● **Entries with figure data**
════════

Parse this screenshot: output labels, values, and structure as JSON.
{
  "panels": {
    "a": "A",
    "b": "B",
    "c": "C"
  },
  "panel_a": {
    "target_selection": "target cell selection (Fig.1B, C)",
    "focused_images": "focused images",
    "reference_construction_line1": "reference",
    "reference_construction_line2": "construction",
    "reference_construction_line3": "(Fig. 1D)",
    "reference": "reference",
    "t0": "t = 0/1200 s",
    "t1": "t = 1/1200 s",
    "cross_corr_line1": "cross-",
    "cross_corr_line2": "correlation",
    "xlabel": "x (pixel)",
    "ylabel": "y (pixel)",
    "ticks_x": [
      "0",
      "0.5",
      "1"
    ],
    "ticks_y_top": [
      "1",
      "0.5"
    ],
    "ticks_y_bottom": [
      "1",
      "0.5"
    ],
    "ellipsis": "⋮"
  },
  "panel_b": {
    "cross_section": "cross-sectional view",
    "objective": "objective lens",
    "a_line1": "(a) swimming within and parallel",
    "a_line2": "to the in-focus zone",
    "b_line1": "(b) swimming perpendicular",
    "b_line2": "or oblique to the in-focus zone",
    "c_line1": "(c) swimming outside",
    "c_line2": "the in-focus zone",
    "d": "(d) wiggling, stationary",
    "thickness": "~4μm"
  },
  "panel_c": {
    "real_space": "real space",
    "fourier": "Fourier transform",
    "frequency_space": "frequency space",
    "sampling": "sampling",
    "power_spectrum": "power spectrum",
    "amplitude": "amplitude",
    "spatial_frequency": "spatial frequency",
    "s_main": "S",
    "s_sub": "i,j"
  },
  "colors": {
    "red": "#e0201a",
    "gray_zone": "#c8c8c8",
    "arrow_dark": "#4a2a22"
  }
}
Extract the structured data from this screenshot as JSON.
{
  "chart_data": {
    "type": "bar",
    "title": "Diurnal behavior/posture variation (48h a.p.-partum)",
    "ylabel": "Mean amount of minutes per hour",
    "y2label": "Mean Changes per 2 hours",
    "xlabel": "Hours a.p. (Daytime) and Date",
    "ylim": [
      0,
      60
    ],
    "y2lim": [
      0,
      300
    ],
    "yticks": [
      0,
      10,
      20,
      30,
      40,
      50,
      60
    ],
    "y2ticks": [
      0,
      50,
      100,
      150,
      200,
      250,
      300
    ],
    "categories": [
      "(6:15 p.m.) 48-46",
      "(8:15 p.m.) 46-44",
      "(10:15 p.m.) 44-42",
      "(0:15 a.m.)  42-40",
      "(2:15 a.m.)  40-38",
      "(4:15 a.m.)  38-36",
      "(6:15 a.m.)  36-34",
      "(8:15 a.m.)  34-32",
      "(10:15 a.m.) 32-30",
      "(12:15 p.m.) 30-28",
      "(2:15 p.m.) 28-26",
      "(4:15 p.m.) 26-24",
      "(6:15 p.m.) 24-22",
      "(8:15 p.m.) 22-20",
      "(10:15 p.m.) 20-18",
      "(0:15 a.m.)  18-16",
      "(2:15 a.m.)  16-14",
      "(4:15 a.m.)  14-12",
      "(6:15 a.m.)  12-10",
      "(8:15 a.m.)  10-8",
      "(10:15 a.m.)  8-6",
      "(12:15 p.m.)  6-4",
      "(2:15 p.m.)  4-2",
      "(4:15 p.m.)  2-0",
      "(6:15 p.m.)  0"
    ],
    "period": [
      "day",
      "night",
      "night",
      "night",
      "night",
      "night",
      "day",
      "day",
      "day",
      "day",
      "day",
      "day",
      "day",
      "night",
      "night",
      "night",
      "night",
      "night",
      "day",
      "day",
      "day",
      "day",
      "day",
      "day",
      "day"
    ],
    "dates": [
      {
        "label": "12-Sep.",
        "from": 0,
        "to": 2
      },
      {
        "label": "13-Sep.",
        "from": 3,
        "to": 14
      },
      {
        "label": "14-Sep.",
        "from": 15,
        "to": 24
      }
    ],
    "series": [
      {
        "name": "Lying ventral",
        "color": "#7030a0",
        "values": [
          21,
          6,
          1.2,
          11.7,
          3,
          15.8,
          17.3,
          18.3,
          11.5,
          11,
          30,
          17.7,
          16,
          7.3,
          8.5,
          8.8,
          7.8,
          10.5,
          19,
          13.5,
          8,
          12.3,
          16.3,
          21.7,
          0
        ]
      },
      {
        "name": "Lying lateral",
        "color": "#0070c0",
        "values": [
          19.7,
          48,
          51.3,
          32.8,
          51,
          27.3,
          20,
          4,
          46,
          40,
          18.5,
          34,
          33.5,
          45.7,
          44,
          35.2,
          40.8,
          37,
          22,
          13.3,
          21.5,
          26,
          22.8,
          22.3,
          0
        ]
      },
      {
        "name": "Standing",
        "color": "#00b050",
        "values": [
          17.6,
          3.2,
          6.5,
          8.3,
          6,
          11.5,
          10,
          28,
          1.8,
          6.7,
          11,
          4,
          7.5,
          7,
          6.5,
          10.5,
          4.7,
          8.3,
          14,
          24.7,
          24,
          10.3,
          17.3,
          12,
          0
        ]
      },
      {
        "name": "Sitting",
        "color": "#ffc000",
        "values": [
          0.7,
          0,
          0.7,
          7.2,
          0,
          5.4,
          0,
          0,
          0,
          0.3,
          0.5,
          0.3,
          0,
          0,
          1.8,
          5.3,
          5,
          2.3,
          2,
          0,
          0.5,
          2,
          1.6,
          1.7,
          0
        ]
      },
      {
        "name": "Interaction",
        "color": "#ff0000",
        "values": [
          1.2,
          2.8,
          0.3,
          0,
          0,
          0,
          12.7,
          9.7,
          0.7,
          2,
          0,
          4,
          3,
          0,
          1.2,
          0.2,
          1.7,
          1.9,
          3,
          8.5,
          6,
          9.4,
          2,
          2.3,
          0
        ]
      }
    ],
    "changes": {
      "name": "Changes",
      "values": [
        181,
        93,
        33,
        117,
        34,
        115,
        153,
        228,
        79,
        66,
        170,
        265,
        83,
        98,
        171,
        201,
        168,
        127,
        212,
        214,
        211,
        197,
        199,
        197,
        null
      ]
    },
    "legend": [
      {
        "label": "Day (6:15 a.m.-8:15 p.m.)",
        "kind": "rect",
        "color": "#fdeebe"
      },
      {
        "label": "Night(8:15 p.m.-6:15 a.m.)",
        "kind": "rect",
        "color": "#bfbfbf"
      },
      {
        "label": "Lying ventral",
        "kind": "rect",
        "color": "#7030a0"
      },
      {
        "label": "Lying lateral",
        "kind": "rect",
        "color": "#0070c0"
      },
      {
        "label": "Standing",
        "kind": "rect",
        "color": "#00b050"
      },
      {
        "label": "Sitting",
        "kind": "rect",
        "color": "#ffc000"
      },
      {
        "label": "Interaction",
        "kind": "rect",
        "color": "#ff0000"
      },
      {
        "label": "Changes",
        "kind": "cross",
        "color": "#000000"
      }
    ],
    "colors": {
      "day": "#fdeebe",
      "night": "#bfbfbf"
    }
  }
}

════════

● **What is required**
Copy out every line of the listing that includes the string "Lying".

● **The answer**
        "name": "Lying ventral",
        "name": "Lying lateral",
        "label": "Lying ventral",
        "label": "Lying lateral",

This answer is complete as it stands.